**Dataset items:**
-- START --

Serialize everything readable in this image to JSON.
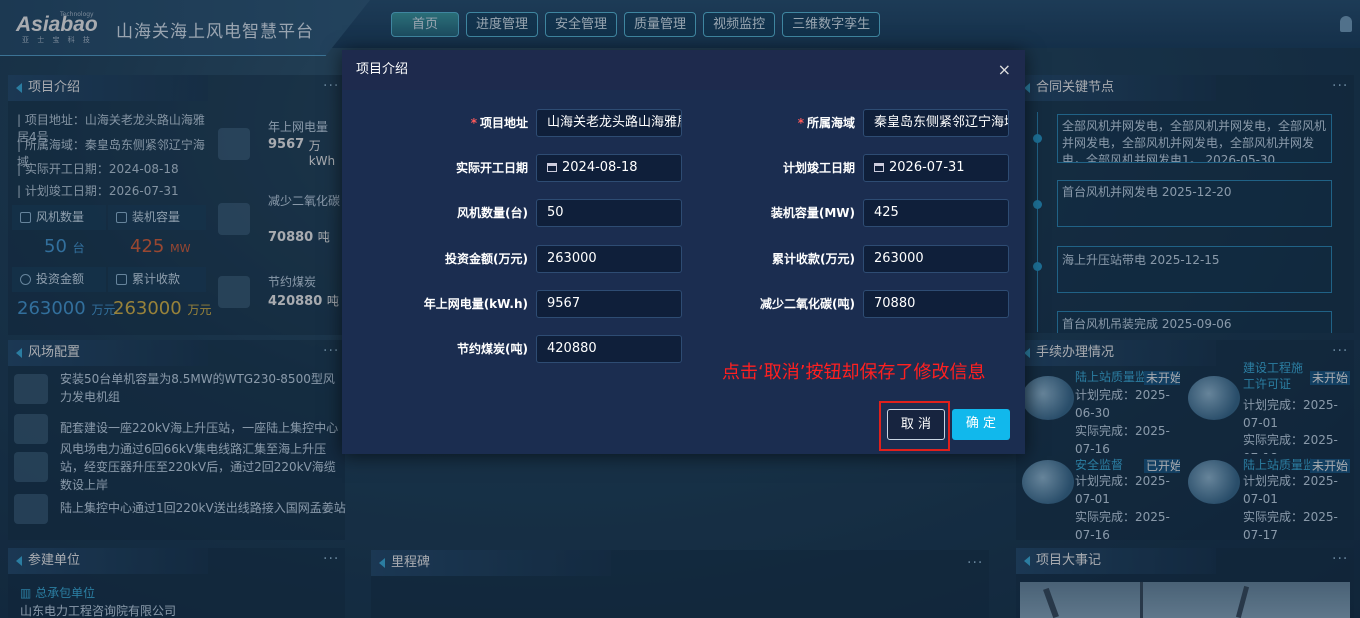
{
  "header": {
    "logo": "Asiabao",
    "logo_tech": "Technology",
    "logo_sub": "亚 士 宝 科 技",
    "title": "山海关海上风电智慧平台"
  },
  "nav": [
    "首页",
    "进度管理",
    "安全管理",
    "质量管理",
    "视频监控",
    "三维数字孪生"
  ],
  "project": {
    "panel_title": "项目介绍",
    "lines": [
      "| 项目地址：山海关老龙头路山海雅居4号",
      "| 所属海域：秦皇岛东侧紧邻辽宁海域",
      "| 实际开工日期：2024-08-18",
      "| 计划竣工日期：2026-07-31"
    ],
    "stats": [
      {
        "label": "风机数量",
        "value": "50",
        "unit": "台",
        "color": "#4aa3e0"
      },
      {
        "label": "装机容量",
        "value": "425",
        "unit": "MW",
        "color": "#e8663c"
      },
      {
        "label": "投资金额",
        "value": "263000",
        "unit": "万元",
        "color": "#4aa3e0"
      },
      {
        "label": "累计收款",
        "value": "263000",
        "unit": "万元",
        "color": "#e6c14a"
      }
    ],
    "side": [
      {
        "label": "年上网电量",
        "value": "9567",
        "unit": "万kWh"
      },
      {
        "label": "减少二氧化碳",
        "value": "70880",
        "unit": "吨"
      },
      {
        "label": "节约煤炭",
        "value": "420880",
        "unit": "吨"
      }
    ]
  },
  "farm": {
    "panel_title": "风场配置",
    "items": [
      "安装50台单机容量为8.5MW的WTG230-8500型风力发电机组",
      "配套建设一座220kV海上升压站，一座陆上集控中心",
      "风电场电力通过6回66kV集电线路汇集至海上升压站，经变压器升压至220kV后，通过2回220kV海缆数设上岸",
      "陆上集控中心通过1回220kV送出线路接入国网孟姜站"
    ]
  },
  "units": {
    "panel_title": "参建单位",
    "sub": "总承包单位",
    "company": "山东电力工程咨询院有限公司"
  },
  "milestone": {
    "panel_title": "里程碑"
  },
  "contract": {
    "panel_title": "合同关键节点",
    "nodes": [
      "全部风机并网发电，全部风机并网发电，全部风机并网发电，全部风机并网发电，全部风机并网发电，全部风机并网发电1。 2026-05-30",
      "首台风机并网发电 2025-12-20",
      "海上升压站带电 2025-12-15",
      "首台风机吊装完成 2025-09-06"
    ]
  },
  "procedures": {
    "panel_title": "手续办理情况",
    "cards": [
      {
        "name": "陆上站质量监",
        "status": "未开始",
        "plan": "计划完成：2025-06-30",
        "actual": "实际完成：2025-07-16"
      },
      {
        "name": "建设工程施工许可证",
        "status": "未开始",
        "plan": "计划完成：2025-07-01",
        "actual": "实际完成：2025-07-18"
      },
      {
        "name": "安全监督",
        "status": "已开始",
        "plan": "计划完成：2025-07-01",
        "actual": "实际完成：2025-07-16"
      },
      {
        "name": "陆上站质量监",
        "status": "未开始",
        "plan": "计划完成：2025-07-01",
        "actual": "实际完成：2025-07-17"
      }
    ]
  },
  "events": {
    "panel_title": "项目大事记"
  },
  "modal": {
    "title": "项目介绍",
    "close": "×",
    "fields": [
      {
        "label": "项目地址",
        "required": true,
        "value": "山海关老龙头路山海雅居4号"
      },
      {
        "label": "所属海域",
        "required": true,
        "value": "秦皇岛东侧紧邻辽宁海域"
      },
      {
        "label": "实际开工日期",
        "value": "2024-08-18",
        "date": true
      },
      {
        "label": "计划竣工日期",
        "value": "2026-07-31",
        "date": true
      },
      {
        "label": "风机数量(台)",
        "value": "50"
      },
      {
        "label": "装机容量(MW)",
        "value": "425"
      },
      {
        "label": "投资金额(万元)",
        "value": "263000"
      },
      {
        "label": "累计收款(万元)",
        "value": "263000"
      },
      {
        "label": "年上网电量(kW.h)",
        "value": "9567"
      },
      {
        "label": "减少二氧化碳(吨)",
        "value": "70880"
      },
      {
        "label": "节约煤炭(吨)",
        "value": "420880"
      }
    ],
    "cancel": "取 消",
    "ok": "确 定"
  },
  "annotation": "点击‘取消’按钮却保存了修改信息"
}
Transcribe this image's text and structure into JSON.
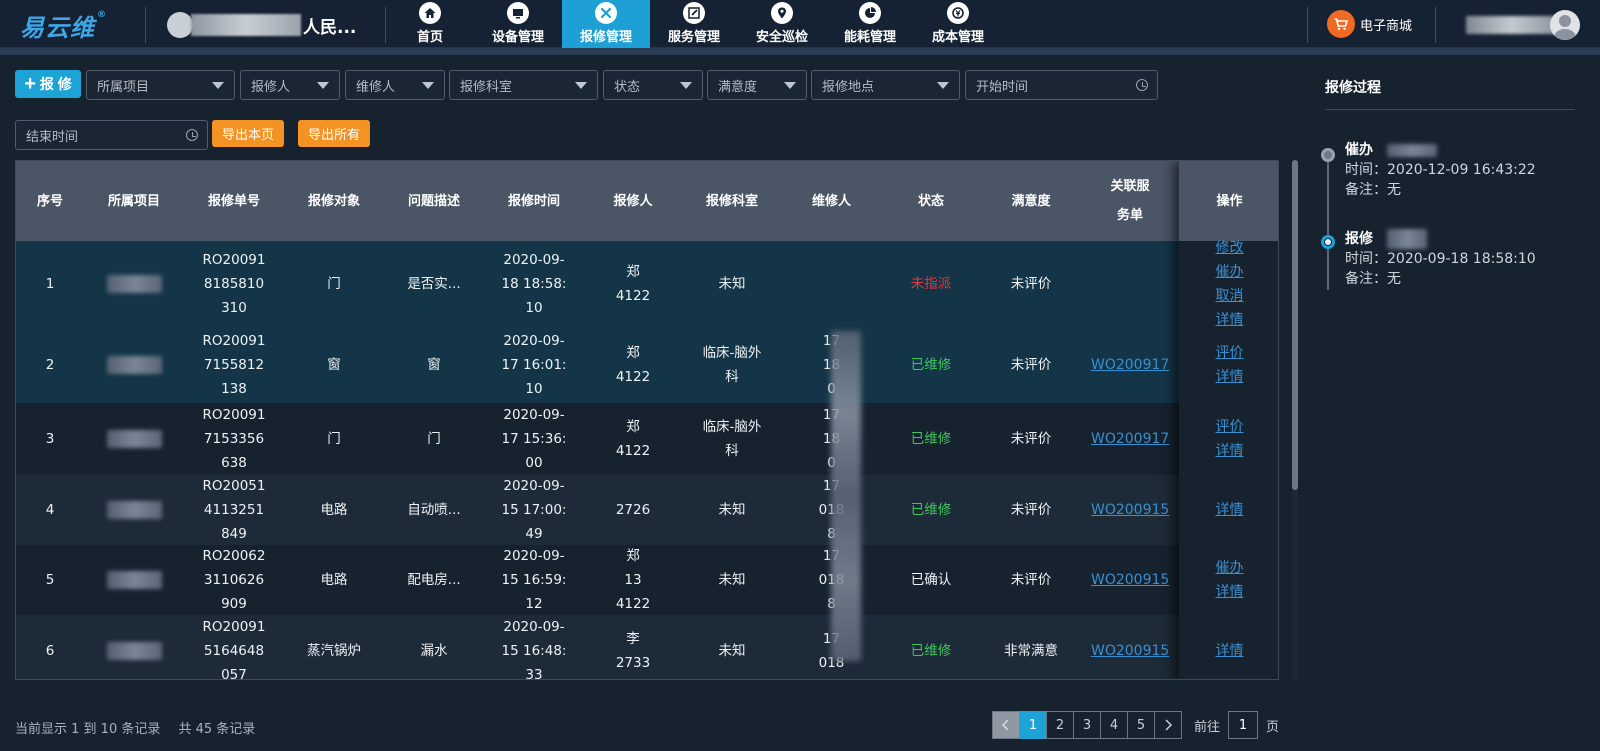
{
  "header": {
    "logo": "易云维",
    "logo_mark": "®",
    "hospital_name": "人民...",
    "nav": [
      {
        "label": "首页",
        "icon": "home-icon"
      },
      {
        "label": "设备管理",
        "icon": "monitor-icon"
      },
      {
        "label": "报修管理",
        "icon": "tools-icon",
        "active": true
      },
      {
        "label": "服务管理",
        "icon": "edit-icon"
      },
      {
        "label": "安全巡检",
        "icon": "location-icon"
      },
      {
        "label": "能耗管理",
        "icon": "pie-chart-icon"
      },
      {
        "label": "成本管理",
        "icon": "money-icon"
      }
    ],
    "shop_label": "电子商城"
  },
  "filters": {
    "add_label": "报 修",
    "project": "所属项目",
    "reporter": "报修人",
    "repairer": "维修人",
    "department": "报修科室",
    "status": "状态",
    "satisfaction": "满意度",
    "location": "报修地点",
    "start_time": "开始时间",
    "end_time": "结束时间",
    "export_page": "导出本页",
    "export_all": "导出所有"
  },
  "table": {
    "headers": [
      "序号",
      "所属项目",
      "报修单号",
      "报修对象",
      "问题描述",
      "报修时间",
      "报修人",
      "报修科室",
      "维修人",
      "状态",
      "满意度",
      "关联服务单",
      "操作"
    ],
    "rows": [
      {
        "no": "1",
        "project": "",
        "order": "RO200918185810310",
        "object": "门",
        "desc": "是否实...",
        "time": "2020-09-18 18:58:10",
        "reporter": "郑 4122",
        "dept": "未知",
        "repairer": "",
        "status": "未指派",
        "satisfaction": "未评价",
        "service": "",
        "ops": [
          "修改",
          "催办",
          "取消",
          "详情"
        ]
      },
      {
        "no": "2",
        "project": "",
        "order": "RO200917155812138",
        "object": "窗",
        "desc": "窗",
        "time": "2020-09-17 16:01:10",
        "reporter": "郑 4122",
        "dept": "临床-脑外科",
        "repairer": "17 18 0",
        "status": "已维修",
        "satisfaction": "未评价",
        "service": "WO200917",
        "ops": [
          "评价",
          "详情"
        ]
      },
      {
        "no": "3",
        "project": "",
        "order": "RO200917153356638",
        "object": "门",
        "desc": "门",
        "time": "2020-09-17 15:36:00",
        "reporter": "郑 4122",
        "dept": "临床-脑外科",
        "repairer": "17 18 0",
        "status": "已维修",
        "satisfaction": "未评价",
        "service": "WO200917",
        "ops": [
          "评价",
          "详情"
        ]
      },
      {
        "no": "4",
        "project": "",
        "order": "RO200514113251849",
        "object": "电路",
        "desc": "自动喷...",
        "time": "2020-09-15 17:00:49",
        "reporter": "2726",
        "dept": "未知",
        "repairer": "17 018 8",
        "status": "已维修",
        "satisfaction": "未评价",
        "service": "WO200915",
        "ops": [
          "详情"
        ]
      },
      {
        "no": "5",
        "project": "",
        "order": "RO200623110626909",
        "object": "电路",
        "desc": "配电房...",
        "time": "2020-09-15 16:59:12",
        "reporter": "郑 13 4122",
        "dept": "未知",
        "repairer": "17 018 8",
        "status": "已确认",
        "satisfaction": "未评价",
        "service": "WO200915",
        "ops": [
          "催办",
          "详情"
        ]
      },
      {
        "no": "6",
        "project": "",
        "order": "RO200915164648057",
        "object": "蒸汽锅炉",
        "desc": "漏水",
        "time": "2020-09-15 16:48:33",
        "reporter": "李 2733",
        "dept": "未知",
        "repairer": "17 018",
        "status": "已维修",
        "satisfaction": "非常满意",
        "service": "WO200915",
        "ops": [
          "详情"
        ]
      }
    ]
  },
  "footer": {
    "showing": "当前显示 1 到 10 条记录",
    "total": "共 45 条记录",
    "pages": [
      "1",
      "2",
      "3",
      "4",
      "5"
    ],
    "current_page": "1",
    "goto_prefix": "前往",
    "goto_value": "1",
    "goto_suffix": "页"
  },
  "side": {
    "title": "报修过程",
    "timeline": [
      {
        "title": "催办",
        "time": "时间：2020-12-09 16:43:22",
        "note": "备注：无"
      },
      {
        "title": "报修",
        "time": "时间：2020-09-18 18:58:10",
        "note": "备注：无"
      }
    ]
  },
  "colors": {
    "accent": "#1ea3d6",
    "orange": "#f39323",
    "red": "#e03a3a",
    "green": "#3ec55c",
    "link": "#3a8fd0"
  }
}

-- END --

**Your instructions:** Identify every line above with the string "秦皇岛东侧紧邻辽宁海域" in it. Copy those lines.

**Output:**
      "| 所属海域：秦皇岛东侧紧邻辽宁海域",
        "value": "秦皇岛东侧紧邻辽宁海域"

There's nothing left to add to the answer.